WRITTEN EXERCISE: Find every line with the word "履行主任职责". Copy those lines.

PROVIDED DATA:

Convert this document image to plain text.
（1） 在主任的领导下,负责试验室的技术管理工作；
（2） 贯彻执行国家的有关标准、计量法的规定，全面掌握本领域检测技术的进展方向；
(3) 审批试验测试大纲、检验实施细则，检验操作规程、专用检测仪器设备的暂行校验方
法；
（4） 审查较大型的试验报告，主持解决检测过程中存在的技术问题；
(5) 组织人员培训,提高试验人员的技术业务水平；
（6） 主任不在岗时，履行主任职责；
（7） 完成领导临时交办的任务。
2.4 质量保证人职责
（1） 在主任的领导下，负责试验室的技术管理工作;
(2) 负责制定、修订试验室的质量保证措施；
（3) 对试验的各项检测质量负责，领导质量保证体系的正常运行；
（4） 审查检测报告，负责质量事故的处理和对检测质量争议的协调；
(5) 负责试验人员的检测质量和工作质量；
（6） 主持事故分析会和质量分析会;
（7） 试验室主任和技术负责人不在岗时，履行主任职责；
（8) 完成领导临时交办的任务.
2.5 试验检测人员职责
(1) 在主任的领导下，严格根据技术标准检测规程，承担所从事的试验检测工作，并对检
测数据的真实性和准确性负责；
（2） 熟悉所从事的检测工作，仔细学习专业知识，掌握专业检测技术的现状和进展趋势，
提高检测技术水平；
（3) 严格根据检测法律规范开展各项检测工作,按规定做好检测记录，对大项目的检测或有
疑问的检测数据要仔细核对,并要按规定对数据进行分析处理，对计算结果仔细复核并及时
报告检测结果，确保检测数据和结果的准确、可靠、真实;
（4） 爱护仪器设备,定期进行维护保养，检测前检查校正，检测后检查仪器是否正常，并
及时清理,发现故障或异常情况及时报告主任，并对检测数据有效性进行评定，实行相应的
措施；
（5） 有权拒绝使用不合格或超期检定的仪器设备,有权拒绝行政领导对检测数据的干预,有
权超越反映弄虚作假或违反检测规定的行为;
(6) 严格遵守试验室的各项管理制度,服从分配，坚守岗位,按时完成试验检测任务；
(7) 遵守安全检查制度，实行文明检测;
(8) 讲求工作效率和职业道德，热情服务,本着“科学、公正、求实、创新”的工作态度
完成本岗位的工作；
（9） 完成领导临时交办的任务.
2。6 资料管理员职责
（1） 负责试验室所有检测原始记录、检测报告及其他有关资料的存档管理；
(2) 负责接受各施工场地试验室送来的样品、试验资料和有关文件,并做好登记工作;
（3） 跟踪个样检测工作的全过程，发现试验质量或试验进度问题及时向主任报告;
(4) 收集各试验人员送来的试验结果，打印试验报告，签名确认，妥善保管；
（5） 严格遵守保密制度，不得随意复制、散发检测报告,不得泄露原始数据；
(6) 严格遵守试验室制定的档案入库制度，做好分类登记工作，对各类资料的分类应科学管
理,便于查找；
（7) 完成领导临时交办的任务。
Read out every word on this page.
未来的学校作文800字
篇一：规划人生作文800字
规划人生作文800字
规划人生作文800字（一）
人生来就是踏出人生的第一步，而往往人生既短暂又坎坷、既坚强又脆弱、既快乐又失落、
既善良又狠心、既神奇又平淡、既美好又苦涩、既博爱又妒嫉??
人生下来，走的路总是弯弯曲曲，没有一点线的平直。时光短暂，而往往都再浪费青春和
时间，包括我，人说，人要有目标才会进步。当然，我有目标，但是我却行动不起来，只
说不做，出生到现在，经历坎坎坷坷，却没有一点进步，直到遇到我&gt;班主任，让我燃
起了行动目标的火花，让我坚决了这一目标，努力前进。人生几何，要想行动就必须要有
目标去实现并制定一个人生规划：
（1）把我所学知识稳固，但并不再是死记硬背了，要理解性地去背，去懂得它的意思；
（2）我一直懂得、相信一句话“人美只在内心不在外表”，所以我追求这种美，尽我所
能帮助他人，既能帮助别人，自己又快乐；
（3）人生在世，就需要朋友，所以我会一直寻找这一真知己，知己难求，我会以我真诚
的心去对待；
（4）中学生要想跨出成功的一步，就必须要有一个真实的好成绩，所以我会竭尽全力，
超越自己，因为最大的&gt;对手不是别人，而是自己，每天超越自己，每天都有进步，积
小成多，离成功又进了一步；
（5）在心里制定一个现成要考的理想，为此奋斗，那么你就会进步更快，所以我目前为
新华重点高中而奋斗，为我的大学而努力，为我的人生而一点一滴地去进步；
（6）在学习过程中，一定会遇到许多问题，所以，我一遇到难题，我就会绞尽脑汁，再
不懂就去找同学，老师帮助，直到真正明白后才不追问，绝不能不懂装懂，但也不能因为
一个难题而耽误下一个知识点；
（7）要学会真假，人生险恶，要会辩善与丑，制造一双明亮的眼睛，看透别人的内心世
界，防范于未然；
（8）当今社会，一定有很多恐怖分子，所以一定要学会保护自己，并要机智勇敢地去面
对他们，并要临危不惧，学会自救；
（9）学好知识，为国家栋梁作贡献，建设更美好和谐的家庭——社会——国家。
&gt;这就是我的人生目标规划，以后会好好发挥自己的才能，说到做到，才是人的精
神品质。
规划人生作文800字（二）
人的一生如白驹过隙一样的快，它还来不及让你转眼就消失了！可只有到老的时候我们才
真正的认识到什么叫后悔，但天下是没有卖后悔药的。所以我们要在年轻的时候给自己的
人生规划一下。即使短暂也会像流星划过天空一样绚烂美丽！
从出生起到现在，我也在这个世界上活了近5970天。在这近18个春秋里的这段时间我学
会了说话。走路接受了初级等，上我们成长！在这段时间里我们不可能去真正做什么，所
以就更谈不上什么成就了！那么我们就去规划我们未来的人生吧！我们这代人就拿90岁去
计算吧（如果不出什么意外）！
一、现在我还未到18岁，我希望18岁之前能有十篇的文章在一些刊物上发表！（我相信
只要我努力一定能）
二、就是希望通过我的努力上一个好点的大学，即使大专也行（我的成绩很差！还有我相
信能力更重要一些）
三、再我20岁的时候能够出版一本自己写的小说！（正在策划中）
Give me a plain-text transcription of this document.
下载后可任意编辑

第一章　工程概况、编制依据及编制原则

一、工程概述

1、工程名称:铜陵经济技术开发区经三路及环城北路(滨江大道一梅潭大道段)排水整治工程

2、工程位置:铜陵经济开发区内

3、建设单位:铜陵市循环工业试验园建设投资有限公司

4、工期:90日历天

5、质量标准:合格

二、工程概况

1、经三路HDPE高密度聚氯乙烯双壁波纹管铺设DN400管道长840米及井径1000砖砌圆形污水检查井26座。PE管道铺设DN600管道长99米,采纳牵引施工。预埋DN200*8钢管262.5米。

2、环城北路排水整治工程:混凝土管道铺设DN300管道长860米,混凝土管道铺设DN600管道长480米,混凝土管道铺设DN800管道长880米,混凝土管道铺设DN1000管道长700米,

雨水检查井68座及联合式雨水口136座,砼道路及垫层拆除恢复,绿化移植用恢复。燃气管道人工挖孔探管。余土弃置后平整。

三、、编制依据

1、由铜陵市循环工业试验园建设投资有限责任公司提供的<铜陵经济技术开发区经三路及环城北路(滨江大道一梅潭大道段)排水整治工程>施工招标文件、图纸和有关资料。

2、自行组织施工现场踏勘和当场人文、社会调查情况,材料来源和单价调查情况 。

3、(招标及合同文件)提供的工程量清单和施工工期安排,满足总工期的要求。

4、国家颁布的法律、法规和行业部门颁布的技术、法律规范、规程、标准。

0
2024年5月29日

RESPONSE FOR THIS EXERCISE:
（6） 主任不在岗时，履行主任职责；
（7） 试验室主任和技术负责人不在岗时，履行主任职责；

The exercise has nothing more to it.